__WORK REQUIRED__
Extract the whole listing as it stands. Do not include the pictures.

Collected data entries
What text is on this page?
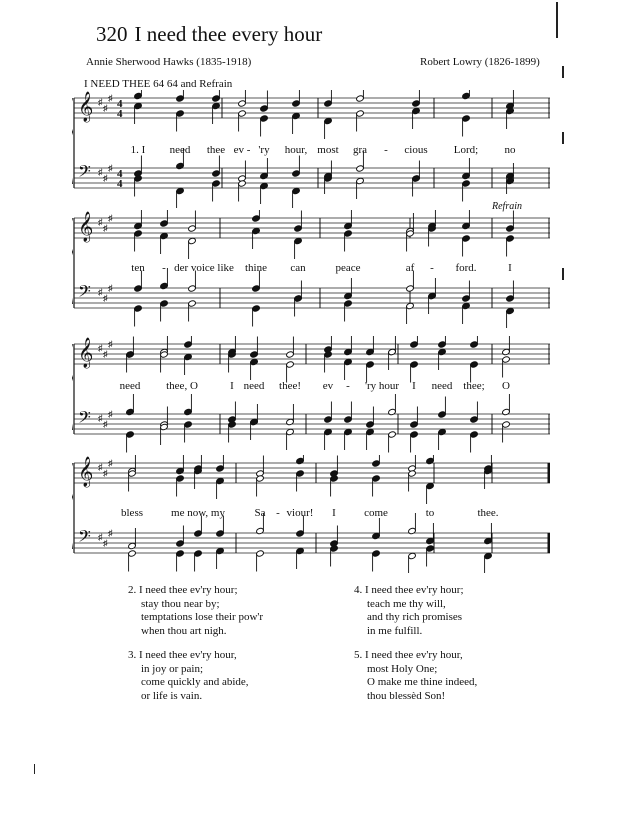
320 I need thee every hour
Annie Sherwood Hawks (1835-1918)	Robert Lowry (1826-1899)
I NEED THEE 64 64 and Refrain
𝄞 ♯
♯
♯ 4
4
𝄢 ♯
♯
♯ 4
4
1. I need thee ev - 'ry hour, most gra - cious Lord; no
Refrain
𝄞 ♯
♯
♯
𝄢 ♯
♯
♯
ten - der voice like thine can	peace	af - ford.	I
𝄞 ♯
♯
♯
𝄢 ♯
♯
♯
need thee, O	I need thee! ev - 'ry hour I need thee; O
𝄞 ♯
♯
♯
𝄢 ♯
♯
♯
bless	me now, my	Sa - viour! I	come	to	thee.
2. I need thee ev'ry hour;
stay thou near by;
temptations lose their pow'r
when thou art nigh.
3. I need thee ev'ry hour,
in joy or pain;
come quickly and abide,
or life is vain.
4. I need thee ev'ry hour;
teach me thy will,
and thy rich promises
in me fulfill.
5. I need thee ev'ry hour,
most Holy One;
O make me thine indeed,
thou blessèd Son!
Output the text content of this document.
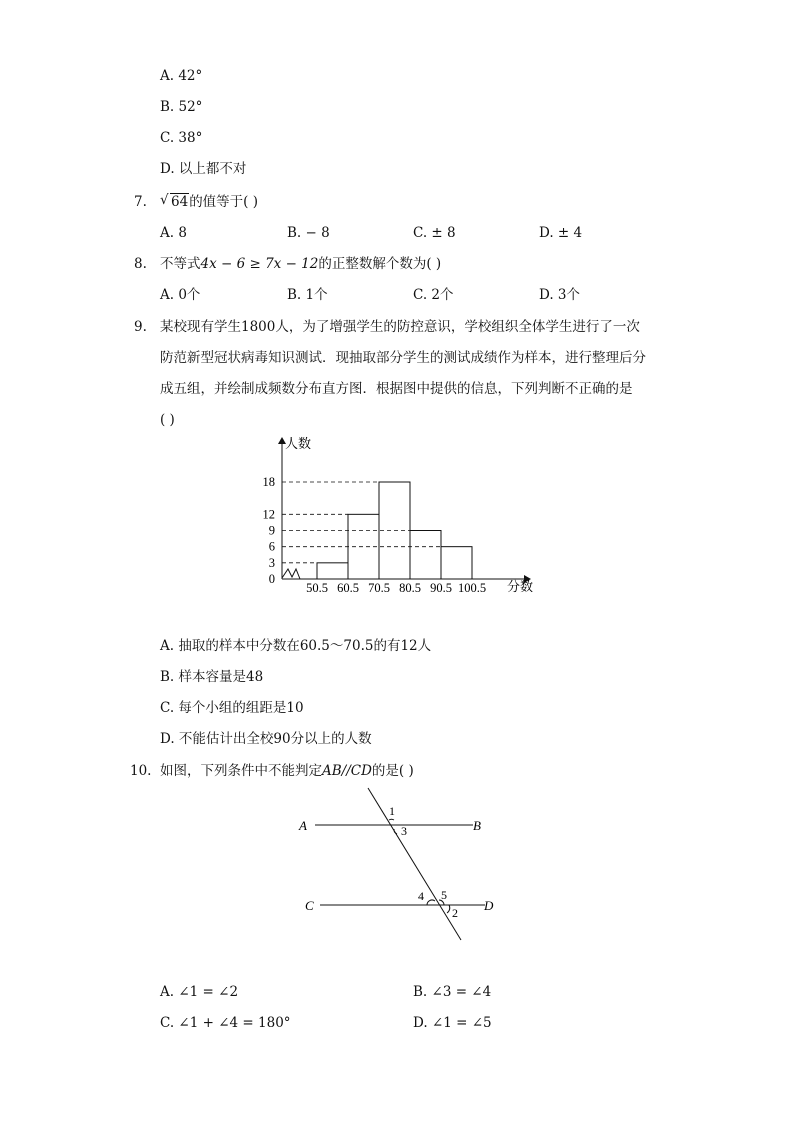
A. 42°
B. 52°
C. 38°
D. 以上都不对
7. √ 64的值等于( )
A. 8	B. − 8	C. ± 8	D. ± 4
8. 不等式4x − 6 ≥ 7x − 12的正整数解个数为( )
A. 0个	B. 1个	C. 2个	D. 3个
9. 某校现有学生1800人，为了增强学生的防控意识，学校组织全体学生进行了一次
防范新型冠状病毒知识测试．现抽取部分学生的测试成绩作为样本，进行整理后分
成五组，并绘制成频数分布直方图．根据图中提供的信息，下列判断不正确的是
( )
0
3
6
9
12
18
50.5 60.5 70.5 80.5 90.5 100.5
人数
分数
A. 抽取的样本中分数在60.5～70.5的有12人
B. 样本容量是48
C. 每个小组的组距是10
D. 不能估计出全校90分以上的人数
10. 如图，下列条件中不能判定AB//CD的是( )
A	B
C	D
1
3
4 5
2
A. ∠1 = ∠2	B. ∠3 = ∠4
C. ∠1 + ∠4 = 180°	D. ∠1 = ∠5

__RESPONSE FOR THIS EXERCISE__
What text is on this page?
320 I need thee every hour
Annie Sherwood Hawks (1835-1918)	Robert Lowry (1826-1899)
I NEED THEE 64 64 and Refrain
𝄞 ♯
♯
♯ 4
4
𝄢 ♯
♯
♯ 4
4
1. I need thee ev - 'ry hour, most gra - cious Lord; no
Refrain
𝄞 ♯
♯
♯
𝄢 ♯
♯
♯
ten - der voice like thine can	peace	af - ford.	I
𝄞 ♯
♯
♯
𝄢 ♯
♯
♯
need thee, O	I need thee! ev - 'ry hour I need thee; O
𝄞 ♯
♯
♯
𝄢 ♯
♯
♯
bless	me now, my	Sa - viour! I	come	to	thee.
2. I need thee ev'ry hour;
stay thou near by;
temptations lose their pow'r
when thou art nigh.
3. I need thee ev'ry hour,
in joy or pain;
come quickly and abide,
or life is vain.
4. I need thee ev'ry hour;
teach me thy will,
and thy rich promises
in me fulfill.
5. I need thee ev'ry hour,
most Holy One;
O make me thine indeed,
thou blessèd Son!
Output the text content of this document.
A. 42°
B. 52°
C. 38°
D. 以上都不对
7. √ 64的值等于( )
A. 8	B. − 8	C. ± 8	D. ± 4
8. 不等式4x − 6 ≥ 7x − 12的正整数解个数为( )
A. 0个	B. 1个	C. 2个	D. 3个
9. 某校现有学生1800人，为了增强学生的防控意识，学校组织全体学生进行了一次
防范新型冠状病毒知识测试．现抽取部分学生的测试成绩作为样本，进行整理后分
成五组，并绘制成频数分布直方图．根据图中提供的信息，下列判断不正确的是
( )
0
3
6
9
12
18
50.5 60.5 70.5 80.5 90.5 100.5
人数
分数
A. 抽取的样本中分数在60.5～70.5的有12人
B. 样本容量是48
C. 每个小组的组距是10
D. 不能估计出全校90分以上的人数
10. 如图，下列条件中不能判定AB//CD的是( )
A	B
C	D
1
3
4 5
2
A. ∠1 = ∠2	B. ∠3 = ∠4
C. ∠1 + ∠4 = 180°	D. ∠1 = ∠5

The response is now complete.